List each line in which the string "this" appears.

(Data excerpts)
━━━━━━━━━━━━━━━━━━━━━━━━━━━━━━
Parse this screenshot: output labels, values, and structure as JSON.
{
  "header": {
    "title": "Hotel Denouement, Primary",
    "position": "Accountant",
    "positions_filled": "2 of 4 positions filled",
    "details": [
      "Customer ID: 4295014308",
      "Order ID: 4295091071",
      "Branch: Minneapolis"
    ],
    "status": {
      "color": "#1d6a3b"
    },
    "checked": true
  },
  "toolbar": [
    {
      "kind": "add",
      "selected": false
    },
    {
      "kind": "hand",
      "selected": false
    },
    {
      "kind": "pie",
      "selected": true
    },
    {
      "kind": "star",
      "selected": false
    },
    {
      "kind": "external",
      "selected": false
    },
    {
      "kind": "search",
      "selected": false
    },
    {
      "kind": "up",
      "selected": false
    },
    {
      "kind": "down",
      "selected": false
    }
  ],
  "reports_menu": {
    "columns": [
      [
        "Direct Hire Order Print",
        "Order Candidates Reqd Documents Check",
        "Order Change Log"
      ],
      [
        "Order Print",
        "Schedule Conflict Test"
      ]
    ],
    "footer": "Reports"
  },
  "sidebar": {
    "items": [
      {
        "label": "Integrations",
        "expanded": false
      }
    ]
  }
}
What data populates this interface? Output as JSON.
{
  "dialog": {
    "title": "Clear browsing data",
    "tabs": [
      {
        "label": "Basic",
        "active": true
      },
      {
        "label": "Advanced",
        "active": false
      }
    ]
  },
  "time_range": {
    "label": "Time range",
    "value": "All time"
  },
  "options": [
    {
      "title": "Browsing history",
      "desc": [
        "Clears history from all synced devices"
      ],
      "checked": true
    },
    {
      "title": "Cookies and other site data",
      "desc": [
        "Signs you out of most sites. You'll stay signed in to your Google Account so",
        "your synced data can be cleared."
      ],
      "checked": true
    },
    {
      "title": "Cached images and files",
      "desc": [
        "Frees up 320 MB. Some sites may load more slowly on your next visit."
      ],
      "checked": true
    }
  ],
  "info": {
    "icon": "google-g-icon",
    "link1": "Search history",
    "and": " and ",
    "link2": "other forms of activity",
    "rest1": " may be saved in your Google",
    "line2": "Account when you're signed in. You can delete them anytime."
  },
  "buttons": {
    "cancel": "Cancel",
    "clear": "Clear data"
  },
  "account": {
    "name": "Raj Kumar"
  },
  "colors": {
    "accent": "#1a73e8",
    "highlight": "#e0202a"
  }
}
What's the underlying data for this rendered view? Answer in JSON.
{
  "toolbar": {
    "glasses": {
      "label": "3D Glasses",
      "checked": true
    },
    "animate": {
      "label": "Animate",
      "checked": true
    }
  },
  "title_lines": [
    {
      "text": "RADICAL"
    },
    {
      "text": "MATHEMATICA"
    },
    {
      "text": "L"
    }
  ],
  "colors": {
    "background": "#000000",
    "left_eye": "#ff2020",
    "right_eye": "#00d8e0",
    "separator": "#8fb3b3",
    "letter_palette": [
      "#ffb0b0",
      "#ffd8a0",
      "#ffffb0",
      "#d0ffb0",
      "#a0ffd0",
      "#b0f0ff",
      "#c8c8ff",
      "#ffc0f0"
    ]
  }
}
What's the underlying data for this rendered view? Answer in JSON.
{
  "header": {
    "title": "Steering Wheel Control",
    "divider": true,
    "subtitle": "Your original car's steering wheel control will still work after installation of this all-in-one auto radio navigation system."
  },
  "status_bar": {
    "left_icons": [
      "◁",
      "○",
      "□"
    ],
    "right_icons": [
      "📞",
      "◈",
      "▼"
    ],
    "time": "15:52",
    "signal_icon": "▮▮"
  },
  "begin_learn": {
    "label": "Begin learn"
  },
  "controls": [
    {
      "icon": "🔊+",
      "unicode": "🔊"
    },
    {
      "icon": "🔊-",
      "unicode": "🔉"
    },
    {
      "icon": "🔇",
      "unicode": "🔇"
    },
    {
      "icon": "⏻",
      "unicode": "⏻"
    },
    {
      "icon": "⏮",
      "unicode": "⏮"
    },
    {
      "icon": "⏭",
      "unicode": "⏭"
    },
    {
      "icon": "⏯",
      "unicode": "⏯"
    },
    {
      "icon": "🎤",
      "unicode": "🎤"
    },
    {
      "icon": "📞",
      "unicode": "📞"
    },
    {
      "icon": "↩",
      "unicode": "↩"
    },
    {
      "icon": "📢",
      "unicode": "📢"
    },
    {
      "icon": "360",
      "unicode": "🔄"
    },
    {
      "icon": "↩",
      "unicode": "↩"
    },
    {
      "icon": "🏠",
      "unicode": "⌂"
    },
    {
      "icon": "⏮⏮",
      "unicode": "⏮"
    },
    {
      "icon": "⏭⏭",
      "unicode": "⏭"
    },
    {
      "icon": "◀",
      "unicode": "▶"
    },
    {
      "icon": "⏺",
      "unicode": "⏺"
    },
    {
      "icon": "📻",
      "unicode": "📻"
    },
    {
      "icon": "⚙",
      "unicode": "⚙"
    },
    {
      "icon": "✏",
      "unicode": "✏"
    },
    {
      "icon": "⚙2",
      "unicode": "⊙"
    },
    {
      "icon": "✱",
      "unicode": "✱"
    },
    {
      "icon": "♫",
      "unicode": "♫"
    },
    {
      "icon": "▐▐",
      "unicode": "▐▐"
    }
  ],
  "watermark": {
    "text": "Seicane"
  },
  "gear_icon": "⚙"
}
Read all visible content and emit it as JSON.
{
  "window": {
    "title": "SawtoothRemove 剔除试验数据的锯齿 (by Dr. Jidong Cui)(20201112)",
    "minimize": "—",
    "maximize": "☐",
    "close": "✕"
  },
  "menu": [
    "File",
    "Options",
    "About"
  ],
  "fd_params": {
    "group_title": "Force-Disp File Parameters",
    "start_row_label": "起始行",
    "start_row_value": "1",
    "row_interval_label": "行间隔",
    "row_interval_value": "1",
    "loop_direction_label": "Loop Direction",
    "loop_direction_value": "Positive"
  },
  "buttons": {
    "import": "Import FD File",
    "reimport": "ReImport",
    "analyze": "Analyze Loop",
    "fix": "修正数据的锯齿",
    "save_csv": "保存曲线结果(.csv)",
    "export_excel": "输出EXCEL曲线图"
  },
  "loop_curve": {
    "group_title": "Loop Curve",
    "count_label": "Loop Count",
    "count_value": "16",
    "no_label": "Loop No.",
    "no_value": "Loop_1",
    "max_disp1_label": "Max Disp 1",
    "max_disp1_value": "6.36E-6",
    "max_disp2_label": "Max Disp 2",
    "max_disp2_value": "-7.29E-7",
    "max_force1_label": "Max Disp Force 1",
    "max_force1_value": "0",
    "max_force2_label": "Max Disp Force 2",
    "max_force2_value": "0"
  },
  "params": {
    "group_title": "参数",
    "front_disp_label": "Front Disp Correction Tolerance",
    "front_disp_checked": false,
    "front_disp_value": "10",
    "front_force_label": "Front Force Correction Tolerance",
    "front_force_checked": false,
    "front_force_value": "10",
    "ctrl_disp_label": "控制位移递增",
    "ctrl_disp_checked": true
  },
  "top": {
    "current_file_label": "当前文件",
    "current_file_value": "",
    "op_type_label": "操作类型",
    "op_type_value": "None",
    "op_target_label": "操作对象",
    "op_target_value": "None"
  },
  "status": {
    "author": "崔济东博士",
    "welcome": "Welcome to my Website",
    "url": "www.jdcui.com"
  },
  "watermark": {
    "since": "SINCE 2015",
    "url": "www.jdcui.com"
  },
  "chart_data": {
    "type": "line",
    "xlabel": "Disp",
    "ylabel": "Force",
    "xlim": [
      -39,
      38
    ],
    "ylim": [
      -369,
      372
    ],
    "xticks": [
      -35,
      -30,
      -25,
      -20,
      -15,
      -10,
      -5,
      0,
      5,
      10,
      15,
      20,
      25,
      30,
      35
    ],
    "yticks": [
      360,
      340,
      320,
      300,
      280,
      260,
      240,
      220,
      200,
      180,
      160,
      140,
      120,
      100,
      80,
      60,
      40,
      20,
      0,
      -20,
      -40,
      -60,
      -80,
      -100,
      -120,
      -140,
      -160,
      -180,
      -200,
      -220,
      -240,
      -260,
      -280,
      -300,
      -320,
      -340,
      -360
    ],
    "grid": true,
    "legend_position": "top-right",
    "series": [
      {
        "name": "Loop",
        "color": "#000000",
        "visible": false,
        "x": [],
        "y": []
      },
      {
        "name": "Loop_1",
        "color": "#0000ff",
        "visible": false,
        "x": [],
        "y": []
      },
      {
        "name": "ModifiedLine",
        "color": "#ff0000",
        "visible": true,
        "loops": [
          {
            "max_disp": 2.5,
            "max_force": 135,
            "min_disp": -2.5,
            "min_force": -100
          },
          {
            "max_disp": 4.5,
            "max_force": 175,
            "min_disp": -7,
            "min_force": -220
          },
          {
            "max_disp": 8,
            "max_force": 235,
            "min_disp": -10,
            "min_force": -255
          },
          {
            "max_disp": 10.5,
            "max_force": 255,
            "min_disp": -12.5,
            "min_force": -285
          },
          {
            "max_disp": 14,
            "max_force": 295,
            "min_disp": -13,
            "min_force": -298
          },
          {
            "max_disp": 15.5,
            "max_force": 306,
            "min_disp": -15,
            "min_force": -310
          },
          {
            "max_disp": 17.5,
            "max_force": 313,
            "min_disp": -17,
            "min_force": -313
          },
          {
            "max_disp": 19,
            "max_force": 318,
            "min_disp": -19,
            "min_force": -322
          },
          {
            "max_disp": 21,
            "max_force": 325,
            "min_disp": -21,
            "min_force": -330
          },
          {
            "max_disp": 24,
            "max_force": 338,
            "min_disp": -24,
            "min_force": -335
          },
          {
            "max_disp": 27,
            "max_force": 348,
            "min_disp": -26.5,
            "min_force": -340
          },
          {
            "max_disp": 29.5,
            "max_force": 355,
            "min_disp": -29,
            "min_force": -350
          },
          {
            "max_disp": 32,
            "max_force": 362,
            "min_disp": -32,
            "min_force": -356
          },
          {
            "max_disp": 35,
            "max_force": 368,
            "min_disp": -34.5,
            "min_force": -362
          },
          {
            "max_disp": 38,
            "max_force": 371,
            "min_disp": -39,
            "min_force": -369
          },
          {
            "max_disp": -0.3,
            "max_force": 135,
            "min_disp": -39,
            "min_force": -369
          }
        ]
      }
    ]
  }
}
━━━━━━━━━━━━━━━━━━━━━━━━━━━━━━
[REPLY]
Parse this screenshot: output labels, values, and structure as JSON.
What data populates this interface? Output as JSON.
What's the underlying data for this rendered view? Answer in JSON.
What's the underlying data for this rendered view? Answer in JSON.
    "subtitle": "Your original car's steering wheel control will still work after installation of this all-in-one auto radio navigation system."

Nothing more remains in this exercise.